-- START Dataset records --

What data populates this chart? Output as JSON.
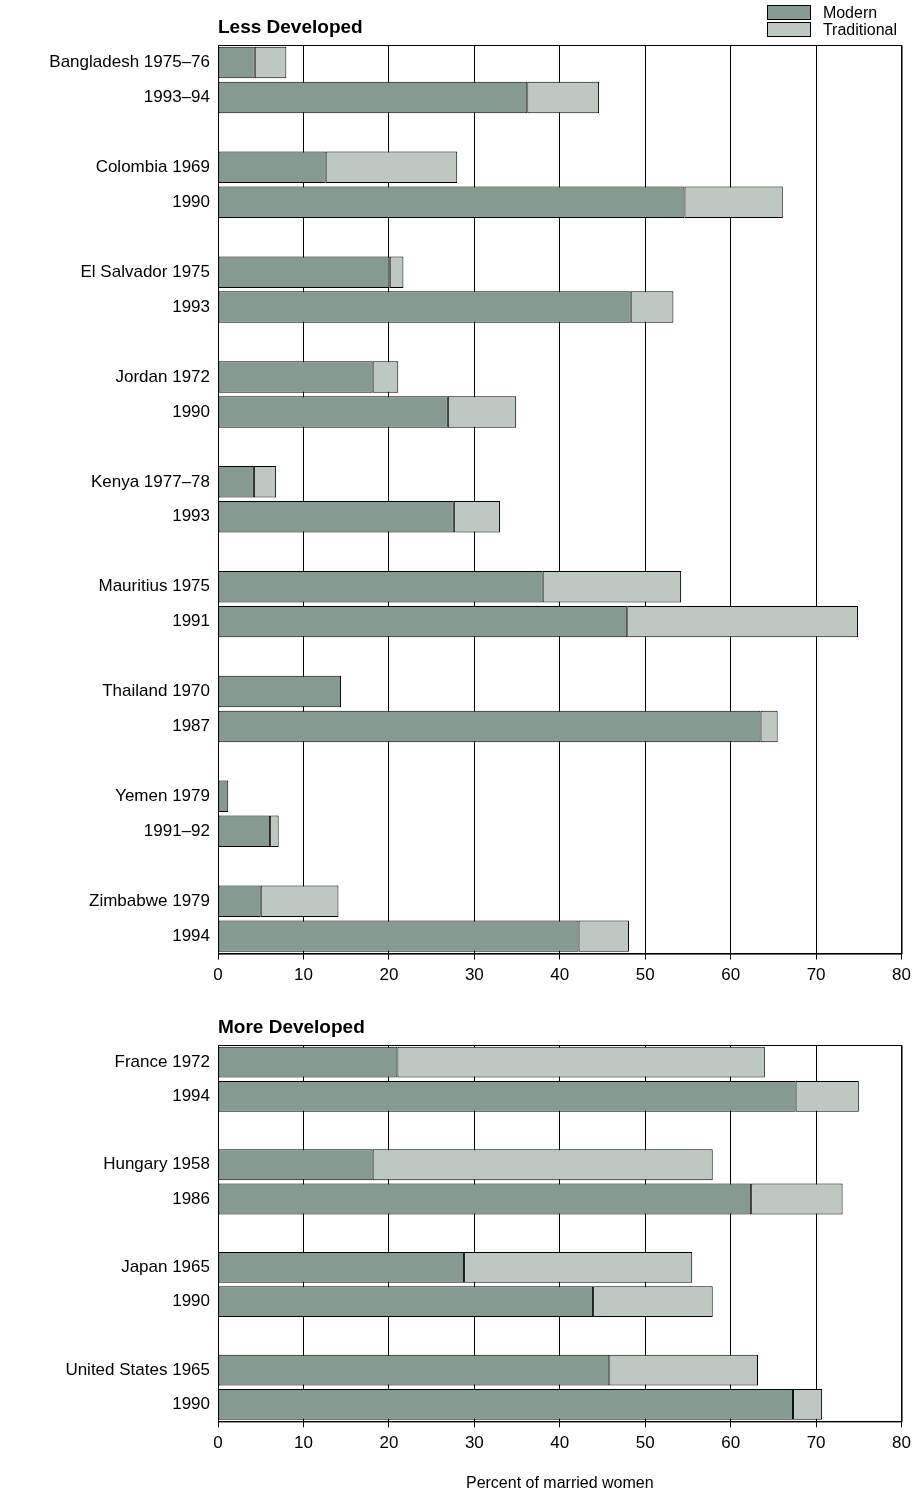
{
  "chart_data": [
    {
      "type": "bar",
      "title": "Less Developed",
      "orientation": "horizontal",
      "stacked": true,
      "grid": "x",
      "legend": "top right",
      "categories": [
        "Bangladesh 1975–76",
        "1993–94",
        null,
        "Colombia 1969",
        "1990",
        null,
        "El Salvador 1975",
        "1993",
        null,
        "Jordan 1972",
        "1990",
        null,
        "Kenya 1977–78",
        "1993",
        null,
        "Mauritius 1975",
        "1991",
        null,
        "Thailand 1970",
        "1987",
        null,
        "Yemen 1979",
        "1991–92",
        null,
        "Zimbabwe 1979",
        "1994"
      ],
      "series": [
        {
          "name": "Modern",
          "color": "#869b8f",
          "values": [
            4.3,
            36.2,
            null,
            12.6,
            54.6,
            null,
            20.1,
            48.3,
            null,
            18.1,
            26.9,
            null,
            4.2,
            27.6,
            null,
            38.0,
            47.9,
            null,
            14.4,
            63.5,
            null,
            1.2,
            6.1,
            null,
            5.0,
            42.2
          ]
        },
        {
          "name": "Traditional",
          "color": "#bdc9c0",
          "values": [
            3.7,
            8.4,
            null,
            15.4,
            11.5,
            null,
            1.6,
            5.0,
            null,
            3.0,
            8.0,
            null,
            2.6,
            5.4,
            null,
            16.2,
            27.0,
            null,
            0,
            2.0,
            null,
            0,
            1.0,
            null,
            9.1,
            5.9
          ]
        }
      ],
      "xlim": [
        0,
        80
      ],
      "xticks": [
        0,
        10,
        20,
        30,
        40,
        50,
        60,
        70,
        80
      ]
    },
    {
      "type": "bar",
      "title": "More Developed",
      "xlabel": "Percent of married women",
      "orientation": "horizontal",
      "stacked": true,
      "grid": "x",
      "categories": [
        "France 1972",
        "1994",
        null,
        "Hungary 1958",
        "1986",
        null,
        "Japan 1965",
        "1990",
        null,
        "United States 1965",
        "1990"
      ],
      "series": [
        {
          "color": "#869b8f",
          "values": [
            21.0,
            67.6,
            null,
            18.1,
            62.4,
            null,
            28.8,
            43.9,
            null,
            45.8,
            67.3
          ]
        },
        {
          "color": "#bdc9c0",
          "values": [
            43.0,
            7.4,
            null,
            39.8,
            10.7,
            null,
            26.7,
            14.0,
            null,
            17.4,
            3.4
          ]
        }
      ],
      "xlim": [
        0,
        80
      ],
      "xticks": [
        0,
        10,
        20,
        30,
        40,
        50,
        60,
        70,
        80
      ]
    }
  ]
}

-- END Dataset records --

What you will do: Write out all the entries again, word for word, and print no images.

Exercise output:
What data populates this chart? Output as JSON.
{
  "chart_data": [
    {
      "type": "bar",
      "title": "Less Developed",
      "orientation": "horizontal",
      "stacked": true,
      "grid": "x",
      "legend": "top right",
      "categories": [
        "Bangladesh 1975–76",
        "1993–94",
        null,
        "Colombia 1969",
        "1990",
        null,
        "El Salvador 1975",
        "1993",
        null,
        "Jordan 1972",
        "1990",
        null,
        "Kenya 1977–78",
        "1993",
        null,
        "Mauritius 1975",
        "1991",
        null,
        "Thailand 1970",
        "1987",
        null,
        "Yemen 1979",
        "1991–92",
        null,
        "Zimbabwe 1979",
        "1994"
      ],
      "series": [
        {
          "name": "Modern",
          "color": "#869b8f",
          "values": [
            4.3,
            36.2,
            null,
            12.6,
            54.6,
            null,
            20.1,
            48.3,
            null,
            18.1,
            26.9,
            null,
            4.2,
            27.6,
            null,
            38.0,
            47.9,
            null,
            14.4,
            63.5,
            null,
            1.2,
            6.1,
            null,
            5.0,
            42.2
          ]
        },
        {
          "name": "Traditional",
          "color": "#bdc9c0",
          "values": [
            3.7,
            8.4,
            null,
            15.4,
            11.5,
            null,
            1.6,
            5.0,
            null,
            3.0,
            8.0,
            null,
            2.6,
            5.4,
            null,
            16.2,
            27.0,
            null,
            0,
            2.0,
            null,
            0,
            1.0,
            null,
            9.1,
            5.9
          ]
        }
      ],
      "xlim": [
        0,
        80
      ],
      "xticks": [
        0,
        10,
        20,
        30,
        40,
        50,
        60,
        70,
        80
      ]
    },
    {
      "type": "bar",
      "title": "More Developed",
      "xlabel": "Percent of married women",
      "orientation": "horizontal",
      "stacked": true,
      "grid": "x",
      "categories": [
        "France 1972",
        "1994",
        null,
        "Hungary 1958",
        "1986",
        null,
        "Japan 1965",
        "1990",
        null,
        "United States 1965",
        "1990"
      ],
      "series": [
        {
          "color": "#869b8f",
          "values": [
            21.0,
            67.6,
            null,
            18.1,
            62.4,
            null,
            28.8,
            43.9,
            null,
            45.8,
            67.3
          ]
        },
        {
          "color": "#bdc9c0",
          "values": [
            43.0,
            7.4,
            null,
            39.8,
            10.7,
            null,
            26.7,
            14.0,
            null,
            17.4,
            3.4
          ]
        }
      ],
      "xlim": [
        0,
        80
      ],
      "xticks": [
        0,
        10,
        20,
        30,
        40,
        50,
        60,
        70,
        80
      ]
    }
  ]
}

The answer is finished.